Go through the entries below and pick out every line with "name".

* Data to use *
----------
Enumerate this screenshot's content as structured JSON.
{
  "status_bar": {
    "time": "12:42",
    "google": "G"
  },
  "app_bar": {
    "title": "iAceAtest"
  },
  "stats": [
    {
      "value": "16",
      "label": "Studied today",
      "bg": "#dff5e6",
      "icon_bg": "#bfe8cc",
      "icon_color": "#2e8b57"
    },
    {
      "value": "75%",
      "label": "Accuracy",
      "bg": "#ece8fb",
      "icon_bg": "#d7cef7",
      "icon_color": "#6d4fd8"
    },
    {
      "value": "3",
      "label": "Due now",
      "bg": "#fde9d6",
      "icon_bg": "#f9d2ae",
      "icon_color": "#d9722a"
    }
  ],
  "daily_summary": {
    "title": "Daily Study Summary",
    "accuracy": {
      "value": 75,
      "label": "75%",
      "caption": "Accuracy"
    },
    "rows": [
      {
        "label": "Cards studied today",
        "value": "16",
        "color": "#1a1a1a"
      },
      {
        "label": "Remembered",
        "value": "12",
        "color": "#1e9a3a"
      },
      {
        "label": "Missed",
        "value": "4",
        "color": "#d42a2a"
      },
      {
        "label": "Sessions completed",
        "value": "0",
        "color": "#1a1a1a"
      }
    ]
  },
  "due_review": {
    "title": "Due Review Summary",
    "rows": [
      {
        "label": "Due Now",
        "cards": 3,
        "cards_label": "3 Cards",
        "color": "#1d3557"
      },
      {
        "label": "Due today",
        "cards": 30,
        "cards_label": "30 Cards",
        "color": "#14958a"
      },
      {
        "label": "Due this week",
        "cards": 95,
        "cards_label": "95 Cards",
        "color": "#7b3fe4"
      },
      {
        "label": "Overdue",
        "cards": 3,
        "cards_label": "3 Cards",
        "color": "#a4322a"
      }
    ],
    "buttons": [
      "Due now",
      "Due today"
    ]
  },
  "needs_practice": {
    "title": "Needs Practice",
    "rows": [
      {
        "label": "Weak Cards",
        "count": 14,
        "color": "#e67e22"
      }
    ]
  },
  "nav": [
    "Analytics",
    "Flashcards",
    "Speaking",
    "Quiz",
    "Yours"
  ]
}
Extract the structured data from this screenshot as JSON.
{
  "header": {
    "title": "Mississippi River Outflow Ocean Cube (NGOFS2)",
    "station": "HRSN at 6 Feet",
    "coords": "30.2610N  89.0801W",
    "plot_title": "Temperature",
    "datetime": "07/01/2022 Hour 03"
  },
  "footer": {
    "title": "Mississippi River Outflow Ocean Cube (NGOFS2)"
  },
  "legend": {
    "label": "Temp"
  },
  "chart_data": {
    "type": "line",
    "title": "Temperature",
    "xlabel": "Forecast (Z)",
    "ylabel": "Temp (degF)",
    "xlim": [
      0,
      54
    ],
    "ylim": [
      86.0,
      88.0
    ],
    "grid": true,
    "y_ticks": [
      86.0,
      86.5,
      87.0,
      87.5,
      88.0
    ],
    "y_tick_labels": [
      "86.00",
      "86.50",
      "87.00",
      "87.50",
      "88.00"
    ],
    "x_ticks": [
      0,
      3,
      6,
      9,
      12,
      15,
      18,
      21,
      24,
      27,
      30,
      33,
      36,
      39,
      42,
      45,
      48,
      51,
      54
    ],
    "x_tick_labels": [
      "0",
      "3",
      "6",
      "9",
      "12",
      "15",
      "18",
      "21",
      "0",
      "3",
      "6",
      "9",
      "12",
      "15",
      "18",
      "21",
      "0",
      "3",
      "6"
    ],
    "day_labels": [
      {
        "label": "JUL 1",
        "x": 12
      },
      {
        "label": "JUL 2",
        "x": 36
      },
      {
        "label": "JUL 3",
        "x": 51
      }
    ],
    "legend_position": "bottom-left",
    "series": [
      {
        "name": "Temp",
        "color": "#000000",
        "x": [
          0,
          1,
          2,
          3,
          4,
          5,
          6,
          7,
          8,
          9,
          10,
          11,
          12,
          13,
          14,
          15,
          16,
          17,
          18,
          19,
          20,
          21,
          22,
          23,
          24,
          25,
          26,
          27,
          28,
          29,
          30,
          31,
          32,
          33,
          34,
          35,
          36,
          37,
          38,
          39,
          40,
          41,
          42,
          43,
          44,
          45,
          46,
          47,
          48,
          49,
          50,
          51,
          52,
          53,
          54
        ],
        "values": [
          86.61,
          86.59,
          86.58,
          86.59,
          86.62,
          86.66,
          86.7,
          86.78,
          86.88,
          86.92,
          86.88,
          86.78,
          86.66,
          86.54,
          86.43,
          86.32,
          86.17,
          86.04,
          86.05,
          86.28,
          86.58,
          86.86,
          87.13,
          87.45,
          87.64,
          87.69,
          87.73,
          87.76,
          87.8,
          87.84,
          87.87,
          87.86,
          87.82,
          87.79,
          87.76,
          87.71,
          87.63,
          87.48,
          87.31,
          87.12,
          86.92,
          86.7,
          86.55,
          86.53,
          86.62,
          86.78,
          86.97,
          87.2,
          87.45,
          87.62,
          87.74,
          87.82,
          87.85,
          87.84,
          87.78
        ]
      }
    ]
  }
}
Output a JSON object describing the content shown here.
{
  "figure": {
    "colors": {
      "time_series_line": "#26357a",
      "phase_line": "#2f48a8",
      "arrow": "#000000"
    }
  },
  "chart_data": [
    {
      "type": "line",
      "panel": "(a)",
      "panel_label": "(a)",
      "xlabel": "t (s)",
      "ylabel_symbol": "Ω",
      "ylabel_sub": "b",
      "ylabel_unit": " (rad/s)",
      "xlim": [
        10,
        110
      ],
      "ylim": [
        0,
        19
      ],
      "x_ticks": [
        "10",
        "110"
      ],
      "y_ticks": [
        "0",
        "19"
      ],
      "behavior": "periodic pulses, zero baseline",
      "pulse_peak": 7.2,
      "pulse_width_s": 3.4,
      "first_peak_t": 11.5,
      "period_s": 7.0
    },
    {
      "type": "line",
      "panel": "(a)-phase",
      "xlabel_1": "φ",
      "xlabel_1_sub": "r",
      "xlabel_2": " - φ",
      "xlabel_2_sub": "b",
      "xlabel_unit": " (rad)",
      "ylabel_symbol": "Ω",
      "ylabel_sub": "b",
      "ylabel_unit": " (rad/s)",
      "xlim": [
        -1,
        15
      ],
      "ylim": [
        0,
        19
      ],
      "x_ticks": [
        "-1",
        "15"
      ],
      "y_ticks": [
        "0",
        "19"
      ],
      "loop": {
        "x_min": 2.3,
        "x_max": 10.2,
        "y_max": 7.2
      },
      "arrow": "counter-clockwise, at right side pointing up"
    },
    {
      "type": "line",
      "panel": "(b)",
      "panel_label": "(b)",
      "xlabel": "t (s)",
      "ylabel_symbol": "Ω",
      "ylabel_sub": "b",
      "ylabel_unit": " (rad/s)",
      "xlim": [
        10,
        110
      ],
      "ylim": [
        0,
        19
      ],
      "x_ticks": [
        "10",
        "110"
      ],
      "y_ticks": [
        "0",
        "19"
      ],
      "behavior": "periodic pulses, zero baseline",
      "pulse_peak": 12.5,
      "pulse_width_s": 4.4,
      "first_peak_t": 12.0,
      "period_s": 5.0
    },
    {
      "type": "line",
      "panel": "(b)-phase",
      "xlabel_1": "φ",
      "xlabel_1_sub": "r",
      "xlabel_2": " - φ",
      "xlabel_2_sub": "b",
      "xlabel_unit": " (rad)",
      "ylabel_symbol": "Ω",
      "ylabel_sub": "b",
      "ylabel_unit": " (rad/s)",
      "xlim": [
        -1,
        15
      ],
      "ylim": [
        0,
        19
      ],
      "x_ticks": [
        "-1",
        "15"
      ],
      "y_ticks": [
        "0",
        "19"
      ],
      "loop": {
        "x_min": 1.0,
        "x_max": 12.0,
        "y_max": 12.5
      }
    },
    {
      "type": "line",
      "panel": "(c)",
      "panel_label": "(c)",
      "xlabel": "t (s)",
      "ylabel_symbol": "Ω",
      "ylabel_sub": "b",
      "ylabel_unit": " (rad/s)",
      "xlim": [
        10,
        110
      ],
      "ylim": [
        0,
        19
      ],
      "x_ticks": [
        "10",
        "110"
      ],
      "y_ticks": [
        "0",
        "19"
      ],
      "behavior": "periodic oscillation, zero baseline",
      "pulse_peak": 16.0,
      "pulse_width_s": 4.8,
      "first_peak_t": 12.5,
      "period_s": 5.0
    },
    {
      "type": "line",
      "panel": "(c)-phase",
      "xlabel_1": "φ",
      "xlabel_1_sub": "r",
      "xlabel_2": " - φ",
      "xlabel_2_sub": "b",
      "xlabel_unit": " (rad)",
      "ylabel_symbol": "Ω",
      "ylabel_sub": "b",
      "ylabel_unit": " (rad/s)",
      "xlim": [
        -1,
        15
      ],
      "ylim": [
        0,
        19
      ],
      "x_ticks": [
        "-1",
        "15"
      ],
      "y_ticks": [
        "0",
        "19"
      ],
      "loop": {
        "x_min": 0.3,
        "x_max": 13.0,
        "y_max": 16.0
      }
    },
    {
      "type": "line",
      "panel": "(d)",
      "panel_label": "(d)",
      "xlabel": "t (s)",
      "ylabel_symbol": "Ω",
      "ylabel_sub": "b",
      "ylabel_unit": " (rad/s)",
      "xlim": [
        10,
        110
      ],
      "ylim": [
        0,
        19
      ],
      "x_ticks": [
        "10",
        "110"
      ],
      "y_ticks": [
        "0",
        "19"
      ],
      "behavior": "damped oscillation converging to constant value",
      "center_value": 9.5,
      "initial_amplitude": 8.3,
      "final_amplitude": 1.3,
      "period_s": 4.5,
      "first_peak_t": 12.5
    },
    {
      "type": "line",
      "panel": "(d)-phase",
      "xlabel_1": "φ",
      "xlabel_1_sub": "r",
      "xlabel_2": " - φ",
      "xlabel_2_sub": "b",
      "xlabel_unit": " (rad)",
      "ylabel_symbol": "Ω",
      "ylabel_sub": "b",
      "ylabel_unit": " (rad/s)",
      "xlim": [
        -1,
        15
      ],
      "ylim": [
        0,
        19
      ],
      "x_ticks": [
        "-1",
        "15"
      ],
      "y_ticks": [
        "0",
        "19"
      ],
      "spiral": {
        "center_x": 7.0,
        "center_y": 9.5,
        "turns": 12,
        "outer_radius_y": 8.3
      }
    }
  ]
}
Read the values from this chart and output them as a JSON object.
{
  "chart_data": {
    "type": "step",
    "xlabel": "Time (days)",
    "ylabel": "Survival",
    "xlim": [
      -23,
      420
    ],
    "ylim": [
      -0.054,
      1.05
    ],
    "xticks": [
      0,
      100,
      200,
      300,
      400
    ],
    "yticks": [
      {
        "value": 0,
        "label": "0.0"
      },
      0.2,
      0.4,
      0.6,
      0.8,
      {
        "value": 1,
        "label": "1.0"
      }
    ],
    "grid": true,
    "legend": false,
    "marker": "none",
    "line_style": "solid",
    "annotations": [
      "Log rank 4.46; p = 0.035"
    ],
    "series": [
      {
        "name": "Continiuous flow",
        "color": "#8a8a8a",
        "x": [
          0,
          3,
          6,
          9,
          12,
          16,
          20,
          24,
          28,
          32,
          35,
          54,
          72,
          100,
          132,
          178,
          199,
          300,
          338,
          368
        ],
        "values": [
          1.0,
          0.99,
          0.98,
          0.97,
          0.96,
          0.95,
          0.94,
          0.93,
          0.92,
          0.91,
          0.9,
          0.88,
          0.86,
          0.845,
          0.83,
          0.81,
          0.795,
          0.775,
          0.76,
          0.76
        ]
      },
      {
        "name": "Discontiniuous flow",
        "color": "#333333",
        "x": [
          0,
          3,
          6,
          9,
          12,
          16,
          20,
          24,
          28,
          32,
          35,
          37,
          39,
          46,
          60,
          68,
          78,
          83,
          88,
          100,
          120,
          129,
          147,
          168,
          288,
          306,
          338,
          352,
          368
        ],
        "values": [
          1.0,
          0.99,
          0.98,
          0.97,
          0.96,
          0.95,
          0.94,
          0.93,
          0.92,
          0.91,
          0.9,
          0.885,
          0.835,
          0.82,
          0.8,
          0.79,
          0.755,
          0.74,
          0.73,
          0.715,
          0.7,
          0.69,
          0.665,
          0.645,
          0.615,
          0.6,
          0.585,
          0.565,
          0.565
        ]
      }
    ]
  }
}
----------
* Result of the exercise *
        "name": "Temp",
        "name": "Continiuous flow",
        "name": "Discontiniuous flow",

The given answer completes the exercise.